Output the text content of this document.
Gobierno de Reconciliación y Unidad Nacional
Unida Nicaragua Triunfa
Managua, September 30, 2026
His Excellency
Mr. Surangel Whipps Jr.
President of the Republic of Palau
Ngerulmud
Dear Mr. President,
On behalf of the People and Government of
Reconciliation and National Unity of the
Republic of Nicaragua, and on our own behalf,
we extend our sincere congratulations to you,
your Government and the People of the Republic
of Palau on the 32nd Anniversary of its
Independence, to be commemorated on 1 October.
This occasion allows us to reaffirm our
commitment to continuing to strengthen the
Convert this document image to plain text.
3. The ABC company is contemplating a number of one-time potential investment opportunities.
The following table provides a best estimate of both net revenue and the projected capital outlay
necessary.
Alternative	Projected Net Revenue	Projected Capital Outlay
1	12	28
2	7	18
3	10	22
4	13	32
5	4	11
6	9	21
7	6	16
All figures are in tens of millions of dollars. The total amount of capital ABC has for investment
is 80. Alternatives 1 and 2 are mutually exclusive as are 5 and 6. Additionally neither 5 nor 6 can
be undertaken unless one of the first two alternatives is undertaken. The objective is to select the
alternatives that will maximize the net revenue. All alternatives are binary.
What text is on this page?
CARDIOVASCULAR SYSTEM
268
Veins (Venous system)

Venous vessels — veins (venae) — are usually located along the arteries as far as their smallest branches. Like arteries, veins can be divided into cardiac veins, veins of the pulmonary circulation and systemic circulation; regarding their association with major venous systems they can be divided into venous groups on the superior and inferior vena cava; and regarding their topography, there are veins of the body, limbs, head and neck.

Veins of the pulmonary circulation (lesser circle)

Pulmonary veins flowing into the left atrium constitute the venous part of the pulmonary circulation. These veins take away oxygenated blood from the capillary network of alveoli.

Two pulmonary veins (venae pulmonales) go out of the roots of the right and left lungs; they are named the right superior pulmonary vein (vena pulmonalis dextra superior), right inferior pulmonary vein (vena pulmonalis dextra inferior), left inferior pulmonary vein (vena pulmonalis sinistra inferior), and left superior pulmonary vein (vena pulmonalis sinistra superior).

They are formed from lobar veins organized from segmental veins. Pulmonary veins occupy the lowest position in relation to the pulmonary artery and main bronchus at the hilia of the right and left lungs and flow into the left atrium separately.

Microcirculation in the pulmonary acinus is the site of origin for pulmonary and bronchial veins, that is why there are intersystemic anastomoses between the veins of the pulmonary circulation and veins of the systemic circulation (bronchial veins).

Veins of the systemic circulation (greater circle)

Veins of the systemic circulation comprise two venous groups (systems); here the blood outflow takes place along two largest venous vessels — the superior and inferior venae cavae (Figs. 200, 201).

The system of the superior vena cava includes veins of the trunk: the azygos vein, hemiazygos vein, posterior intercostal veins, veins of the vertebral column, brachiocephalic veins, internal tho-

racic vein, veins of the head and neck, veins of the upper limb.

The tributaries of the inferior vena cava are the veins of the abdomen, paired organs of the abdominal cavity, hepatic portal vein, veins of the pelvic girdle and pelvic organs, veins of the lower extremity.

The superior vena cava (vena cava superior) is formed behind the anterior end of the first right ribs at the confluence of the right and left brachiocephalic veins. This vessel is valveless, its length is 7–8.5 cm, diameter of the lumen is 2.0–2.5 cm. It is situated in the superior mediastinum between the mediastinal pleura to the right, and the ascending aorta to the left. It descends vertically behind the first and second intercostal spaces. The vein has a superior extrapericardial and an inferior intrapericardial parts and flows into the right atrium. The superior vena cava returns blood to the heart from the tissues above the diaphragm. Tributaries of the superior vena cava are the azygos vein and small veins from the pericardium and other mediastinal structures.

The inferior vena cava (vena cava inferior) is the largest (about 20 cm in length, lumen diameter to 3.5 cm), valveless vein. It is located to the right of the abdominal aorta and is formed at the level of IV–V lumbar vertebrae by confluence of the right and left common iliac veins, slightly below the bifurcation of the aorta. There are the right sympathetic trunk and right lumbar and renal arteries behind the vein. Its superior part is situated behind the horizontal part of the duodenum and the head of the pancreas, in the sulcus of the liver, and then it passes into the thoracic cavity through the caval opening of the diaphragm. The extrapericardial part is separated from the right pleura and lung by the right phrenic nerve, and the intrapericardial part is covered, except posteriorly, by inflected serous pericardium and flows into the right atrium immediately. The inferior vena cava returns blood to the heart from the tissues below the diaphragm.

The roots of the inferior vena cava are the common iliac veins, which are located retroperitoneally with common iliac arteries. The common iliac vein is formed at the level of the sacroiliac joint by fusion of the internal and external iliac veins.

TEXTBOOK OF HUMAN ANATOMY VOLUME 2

--------------------------------

#### To do:
Repeat every record, keeping each word and mark exactly as it is.

#### Answer to this task:
Output the text content of this document.
Gobierno de Reconciliación y Unidad Nacional
Unida Nicaragua Triunfa
Managua, September 30, 2026
His Excellency
Mr. Surangel Whipps Jr.
President of the Republic of Palau
Ngerulmud
Dear Mr. President,
On behalf of the People and Government of
Reconciliation and National Unity of the
Republic of Nicaragua, and on our own behalf,
we extend our sincere congratulations to you,
your Government and the People of the Republic
of Palau on the 32nd Anniversary of its
Independence, to be commemorated on 1 October.
This occasion allows us to reaffirm our
commitment to continuing to strengthen the
Convert this document image to plain text.
3. The ABC company is contemplating a number of one-time potential investment opportunities.
The following table provides a best estimate of both net revenue and the projected capital outlay
necessary.
Alternative	Projected Net Revenue	Projected Capital Outlay
1	12	28
2	7	18
3	10	22
4	13	32
5	4	11
6	9	21
7	6	16
All figures are in tens of millions of dollars. The total amount of capital ABC has for investment
is 80. Alternatives 1 and 2 are mutually exclusive as are 5 and 6. Additionally neither 5 nor 6 can
be undertaken unless one of the first two alternatives is undertaken. The objective is to select the
alternatives that will maximize the net revenue. All alternatives are binary.
What text is on this page?
CARDIOVASCULAR SYSTEM
268
Veins (Venous system)

Venous vessels — veins (venae) — are usually located along the arteries as far as their smallest branches. Like arteries, veins can be divided into cardiac veins, veins of the pulmonary circulation and systemic circulation; regarding their association with major venous systems they can be divided into venous groups on the superior and inferior vena cava; and regarding their topography, there are veins of the body, limbs, head and neck.

Veins of the pulmonary circulation (lesser circle)

Pulmonary veins flowing into the left atrium constitute the venous part of the pulmonary circulation. These veins take away oxygenated blood from the capillary network of alveoli.

Two pulmonary veins (venae pulmonales) go out of the roots of the right and left lungs; they are named the right superior pulmonary vein (vena pulmonalis dextra superior), right inferior pulmonary vein (vena pulmonalis dextra inferior), left inferior pulmonary vein (vena pulmonalis sinistra inferior), and left superior pulmonary vein (vena pulmonalis sinistra superior).

They are formed from lobar veins organized from segmental veins. Pulmonary veins occupy the lowest position in relation to the pulmonary artery and main bronchus at the hilia of the right and left lungs and flow into the left atrium separately.

Microcirculation in the pulmonary acinus is the site of origin for pulmonary and bronchial veins, that is why there are intersystemic anastomoses between the veins of the pulmonary circulation and veins of the systemic circulation (bronchial veins).

Veins of the systemic circulation (greater circle)

Veins of the systemic circulation comprise two venous groups (systems); here the blood outflow takes place along two largest venous vessels — the superior and inferior venae cavae (Figs. 200, 201).

The system of the superior vena cava includes veins of the trunk: the azygos vein, hemiazygos vein, posterior intercostal veins, veins of the vertebral column, brachiocephalic veins, internal tho-

racic vein, veins of the head and neck, veins of the upper limb.

The tributaries of the inferior vena cava are the veins of the abdomen, paired organs of the abdominal cavity, hepatic portal vein, veins of the pelvic girdle and pelvic organs, veins of the lower extremity.

The superior vena cava (vena cava superior) is formed behind the anterior end of the first right ribs at the confluence of the right and left brachiocephalic veins. This vessel is valveless, its length is 7–8.5 cm, diameter of the lumen is 2.0–2.5 cm. It is situated in the superior mediastinum between the mediastinal pleura to the right, and the ascending aorta to the left. It descends vertically behind the first and second intercostal spaces. The vein has a superior extrapericardial and an inferior intrapericardial parts and flows into the right atrium. The superior vena cava returns blood to the heart from the tissues above the diaphragm. Tributaries of the superior vena cava are the azygos vein and small veins from the pericardium and other mediastinal structures.

The inferior vena cava (vena cava inferior) is the largest (about 20 cm in length, lumen diameter to 3.5 cm), valveless vein. It is located to the right of the abdominal aorta and is formed at the level of IV–V lumbar vertebrae by confluence of the right and left common iliac veins, slightly below the bifurcation of the aorta. There are the right sympathetic trunk and right lumbar and renal arteries behind the vein. Its superior part is situated behind the horizontal part of the duodenum and the head of the pancreas, in the sulcus of the liver, and then it passes into the thoracic cavity through the caval opening of the diaphragm. The extrapericardial part is separated from the right pleura and lung by the right phrenic nerve, and the intrapericardial part is covered, except posteriorly, by inflected serous pericardium and flows into the right atrium immediately. The inferior vena cava returns blood to the heart from the tissues below the diaphragm.

The roots of the inferior vena cava are the common iliac veins, which are located retroperitoneally with common iliac arteries. The common iliac vein is formed at the level of the sacroiliac joint by fusion of the internal and external iliac veins.

TEXTBOOK OF HUMAN ANATOMY VOLUME 2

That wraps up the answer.